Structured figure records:
--------------------------------

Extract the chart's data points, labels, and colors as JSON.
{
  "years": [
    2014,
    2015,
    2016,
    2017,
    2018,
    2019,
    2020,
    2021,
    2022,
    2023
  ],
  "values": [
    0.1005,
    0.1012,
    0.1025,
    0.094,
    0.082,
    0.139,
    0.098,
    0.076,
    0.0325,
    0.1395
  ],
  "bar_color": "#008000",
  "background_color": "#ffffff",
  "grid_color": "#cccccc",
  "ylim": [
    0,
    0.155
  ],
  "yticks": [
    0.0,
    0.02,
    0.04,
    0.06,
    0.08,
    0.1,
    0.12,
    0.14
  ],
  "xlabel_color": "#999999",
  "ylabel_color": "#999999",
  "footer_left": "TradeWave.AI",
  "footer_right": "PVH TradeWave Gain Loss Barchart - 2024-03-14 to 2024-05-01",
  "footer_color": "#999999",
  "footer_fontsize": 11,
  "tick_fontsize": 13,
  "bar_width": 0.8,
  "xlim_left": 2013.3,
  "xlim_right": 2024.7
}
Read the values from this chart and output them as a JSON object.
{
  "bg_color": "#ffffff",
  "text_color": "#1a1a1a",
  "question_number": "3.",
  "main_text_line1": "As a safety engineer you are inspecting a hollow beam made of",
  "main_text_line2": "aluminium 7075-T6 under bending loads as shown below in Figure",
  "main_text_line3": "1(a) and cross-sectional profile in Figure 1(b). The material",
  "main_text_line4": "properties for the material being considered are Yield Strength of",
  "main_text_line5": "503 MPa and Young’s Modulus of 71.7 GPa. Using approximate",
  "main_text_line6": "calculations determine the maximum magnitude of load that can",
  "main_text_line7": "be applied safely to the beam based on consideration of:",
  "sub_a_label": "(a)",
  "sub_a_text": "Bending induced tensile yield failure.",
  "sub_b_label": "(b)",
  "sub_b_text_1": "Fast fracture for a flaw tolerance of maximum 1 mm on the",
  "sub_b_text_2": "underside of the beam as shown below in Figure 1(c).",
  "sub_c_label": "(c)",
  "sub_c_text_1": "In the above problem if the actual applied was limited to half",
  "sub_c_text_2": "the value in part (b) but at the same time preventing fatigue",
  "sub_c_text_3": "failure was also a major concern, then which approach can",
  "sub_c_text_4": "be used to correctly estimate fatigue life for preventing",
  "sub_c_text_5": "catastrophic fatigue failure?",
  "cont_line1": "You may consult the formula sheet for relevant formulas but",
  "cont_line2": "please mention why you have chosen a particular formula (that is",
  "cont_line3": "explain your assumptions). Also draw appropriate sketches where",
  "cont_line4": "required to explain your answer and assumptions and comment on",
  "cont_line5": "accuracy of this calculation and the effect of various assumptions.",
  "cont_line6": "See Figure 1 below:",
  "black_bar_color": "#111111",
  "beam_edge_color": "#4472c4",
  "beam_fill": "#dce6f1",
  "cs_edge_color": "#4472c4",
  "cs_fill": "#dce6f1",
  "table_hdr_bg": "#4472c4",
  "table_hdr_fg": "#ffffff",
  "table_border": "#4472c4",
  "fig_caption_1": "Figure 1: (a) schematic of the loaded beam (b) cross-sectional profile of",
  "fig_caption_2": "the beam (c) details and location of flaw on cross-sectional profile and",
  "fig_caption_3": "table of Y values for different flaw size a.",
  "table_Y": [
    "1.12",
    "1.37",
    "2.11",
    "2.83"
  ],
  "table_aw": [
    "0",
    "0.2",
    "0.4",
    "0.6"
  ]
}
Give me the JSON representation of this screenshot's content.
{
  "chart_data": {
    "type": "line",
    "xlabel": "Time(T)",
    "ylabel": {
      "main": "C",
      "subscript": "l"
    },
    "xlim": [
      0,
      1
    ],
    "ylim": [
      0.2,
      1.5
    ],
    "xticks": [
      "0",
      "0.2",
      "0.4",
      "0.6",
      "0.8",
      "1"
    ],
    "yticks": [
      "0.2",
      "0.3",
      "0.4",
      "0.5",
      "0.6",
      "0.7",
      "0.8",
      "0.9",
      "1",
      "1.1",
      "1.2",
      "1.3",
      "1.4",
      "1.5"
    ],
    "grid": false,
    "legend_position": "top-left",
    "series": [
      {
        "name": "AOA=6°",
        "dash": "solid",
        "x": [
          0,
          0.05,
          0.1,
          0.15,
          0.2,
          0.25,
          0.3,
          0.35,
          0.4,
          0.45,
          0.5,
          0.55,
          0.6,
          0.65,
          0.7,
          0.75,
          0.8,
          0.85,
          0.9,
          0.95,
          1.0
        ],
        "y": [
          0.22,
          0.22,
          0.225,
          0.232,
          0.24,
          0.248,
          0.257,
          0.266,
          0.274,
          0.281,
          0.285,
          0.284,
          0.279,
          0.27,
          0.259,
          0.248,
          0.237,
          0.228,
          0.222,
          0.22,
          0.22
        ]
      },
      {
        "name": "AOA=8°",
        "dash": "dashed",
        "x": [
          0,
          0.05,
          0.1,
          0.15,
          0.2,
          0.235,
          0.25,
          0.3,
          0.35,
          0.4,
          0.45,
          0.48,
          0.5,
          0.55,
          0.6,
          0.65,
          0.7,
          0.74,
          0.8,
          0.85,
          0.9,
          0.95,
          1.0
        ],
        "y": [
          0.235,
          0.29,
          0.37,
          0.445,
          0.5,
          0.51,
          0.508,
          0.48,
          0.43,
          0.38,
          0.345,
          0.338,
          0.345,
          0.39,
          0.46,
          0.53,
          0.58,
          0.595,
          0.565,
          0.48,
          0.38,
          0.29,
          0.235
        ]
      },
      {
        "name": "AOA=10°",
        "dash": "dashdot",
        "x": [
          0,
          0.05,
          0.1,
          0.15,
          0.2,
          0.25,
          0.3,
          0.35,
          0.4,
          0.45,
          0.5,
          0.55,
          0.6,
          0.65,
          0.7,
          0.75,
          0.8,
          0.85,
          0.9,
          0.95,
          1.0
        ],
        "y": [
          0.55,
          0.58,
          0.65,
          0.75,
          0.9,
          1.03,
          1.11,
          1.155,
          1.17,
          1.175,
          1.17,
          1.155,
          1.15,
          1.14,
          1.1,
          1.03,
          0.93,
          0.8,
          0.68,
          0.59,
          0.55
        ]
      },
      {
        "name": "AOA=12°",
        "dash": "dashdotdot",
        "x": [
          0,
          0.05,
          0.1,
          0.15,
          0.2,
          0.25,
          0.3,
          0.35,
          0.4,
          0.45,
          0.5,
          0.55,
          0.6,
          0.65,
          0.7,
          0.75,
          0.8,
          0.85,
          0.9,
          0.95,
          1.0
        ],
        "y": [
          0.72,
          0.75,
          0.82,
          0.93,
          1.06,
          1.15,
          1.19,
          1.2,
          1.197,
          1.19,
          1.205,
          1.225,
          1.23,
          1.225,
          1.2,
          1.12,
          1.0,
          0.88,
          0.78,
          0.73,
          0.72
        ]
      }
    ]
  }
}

--------------------------------

Directions: Recopy all the lines exactly as they appear.

Output:
Extract the chart's data points, labels, and colors as JSON.
{
  "years": [
    2014,
    2015,
    2016,
    2017,
    2018,
    2019,
    2020,
    2021,
    2022,
    2023
  ],
  "values": [
    0.1005,
    0.1012,
    0.1025,
    0.094,
    0.082,
    0.139,
    0.098,
    0.076,
    0.0325,
    0.1395
  ],
  "bar_color": "#008000",
  "background_color": "#ffffff",
  "grid_color": "#cccccc",
  "ylim": [
    0,
    0.155
  ],
  "yticks": [
    0.0,
    0.02,
    0.04,
    0.06,
    0.08,
    0.1,
    0.12,
    0.14
  ],
  "xlabel_color": "#999999",
  "ylabel_color": "#999999",
  "footer_left": "TradeWave.AI",
  "footer_right": "PVH TradeWave Gain Loss Barchart - 2024-03-14 to 2024-05-01",
  "footer_color": "#999999",
  "footer_fontsize": 11,
  "tick_fontsize": 13,
  "bar_width": 0.8,
  "xlim_left": 2013.3,
  "xlim_right": 2024.7
}
Read the values from this chart and output them as a JSON object.
{
  "bg_color": "#ffffff",
  "text_color": "#1a1a1a",
  "question_number": "3.",
  "main_text_line1": "As a safety engineer you are inspecting a hollow beam made of",
  "main_text_line2": "aluminium 7075-T6 under bending loads as shown below in Figure",
  "main_text_line3": "1(a) and cross-sectional profile in Figure 1(b). The material",
  "main_text_line4": "properties for the material being considered are Yield Strength of",
  "main_text_line5": "503 MPa and Young’s Modulus of 71.7 GPa. Using approximate",
  "main_text_line6": "calculations determine the maximum magnitude of load that can",
  "main_text_line7": "be applied safely to the beam based on consideration of:",
  "sub_a_label": "(a)",
  "sub_a_text": "Bending induced tensile yield failure.",
  "sub_b_label": "(b)",
  "sub_b_text_1": "Fast fracture for a flaw tolerance of maximum 1 mm on the",
  "sub_b_text_2": "underside of the beam as shown below in Figure 1(c).",
  "sub_c_label": "(c)",
  "sub_c_text_1": "In the above problem if the actual applied was limited to half",
  "sub_c_text_2": "the value in part (b) but at the same time preventing fatigue",
  "sub_c_text_3": "failure was also a major concern, then which approach can",
  "sub_c_text_4": "be used to correctly estimate fatigue life for preventing",
  "sub_c_text_5": "catastrophic fatigue failure?",
  "cont_line1": "You may consult the formula sheet for relevant formulas but",
  "cont_line2": "please mention why you have chosen a particular formula (that is",
  "cont_line3": "explain your assumptions). Also draw appropriate sketches where",
  "cont_line4": "required to explain your answer and assumptions and comment on",
  "cont_line5": "accuracy of this calculation and the effect of various assumptions.",
  "cont_line6": "See Figure 1 below:",
  "black_bar_color": "#111111",
  "beam_edge_color": "#4472c4",
  "beam_fill": "#dce6f1",
  "cs_edge_color": "#4472c4",
  "cs_fill": "#dce6f1",
  "table_hdr_bg": "#4472c4",
  "table_hdr_fg": "#ffffff",
  "table_border": "#4472c4",
  "fig_caption_1": "Figure 1: (a) schematic of the loaded beam (b) cross-sectional profile of",
  "fig_caption_2": "the beam (c) details and location of flaw on cross-sectional profile and",
  "fig_caption_3": "table of Y values for different flaw size a.",
  "table_Y": [
    "1.12",
    "1.37",
    "2.11",
    "2.83"
  ],
  "table_aw": [
    "0",
    "0.2",
    "0.4",
    "0.6"
  ]
}
Give me the JSON representation of this screenshot's content.
{
  "chart_data": {
    "type": "line",
    "xlabel": "Time(T)",
    "ylabel": {
      "main": "C",
      "subscript": "l"
    },
    "xlim": [
      0,
      1
    ],
    "ylim": [
      0.2,
      1.5
    ],
    "xticks": [
      "0",
      "0.2",
      "0.4",
      "0.6",
      "0.8",
      "1"
    ],
    "yticks": [
      "0.2",
      "0.3",
      "0.4",
      "0.5",
      "0.6",
      "0.7",
      "0.8",
      "0.9",
      "1",
      "1.1",
      "1.2",
      "1.3",
      "1.4",
      "1.5"
    ],
    "grid": false,
    "legend_position": "top-left",
    "series": [
      {
        "name": "AOA=6°",
        "dash": "solid",
        "x": [
          0,
          0.05,
          0.1,
          0.15,
          0.2,
          0.25,
          0.3,
          0.35,
          0.4,
          0.45,
          0.5,
          0.55,
          0.6,
          0.65,
          0.7,
          0.75,
          0.8,
          0.85,
          0.9,
          0.95,
          1.0
        ],
        "y": [
          0.22,
          0.22,
          0.225,
          0.232,
          0.24,
          0.248,
          0.257,
          0.266,
          0.274,
          0.281,
          0.285,
          0.284,
          0.279,
          0.27,
          0.259,
          0.248,
          0.237,
          0.228,
          0.222,
          0.22,
          0.22
        ]
      },
      {
        "name": "AOA=8°",
        "dash": "dashed",
        "x": [
          0,
          0.05,
          0.1,
          0.15,
          0.2,
          0.235,
          0.25,
          0.3,
          0.35,
          0.4,
          0.45,
          0.48,
          0.5,
          0.55,
          0.6,
          0.65,
          0.7,
          0.74,
          0.8,
          0.85,
          0.9,
          0.95,
          1.0
        ],
        "y": [
          0.235,
          0.29,
          0.37,
          0.445,
          0.5,
          0.51,
          0.508,
          0.48,
          0.43,
          0.38,
          0.345,
          0.338,
          0.345,
          0.39,
          0.46,
          0.53,
          0.58,
          0.595,
          0.565,
          0.48,
          0.38,
          0.29,
          0.235
        ]
      },
      {
        "name": "AOA=10°",
        "dash": "dashdot",
        "x": [
          0,
          0.05,
          0.1,
          0.15,
          0.2,
          0.25,
          0.3,
          0.35,
          0.4,
          0.45,
          0.5,
          0.55,
          0.6,
          0.65,
          0.7,
          0.75,
          0.8,
          0.85,
          0.9,
          0.95,
          1.0
        ],
        "y": [
          0.55,
          0.58,
          0.65,
          0.75,
          0.9,
          1.03,
          1.11,
          1.155,
          1.17,
          1.175,
          1.17,
          1.155,
          1.15,
          1.14,
          1.1,
          1.03,
          0.93,
          0.8,
          0.68,
          0.59,
          0.55
        ]
      },
      {
        "name": "AOA=12°",
        "dash": "dashdotdot",
        "x": [
          0,
          0.05,
          0.1,
          0.15,
          0.2,
          0.25,
          0.3,
          0.35,
          0.4,
          0.45,
          0.5,
          0.55,
          0.6,
          0.65,
          0.7,
          0.75,
          0.8,
          0.85,
          0.9,
          0.95,
          1.0
        ],
        "y": [
          0.72,
          0.75,
          0.82,
          0.93,
          1.06,
          1.15,
          1.19,
          1.2,
          1.197,
          1.19,
          1.205,
          1.225,
          1.23,
          1.225,
          1.2,
          1.12,
          1.0,
          0.88,
          0.78,
          0.73,
          0.72
        ]
      }
    ]
  }
}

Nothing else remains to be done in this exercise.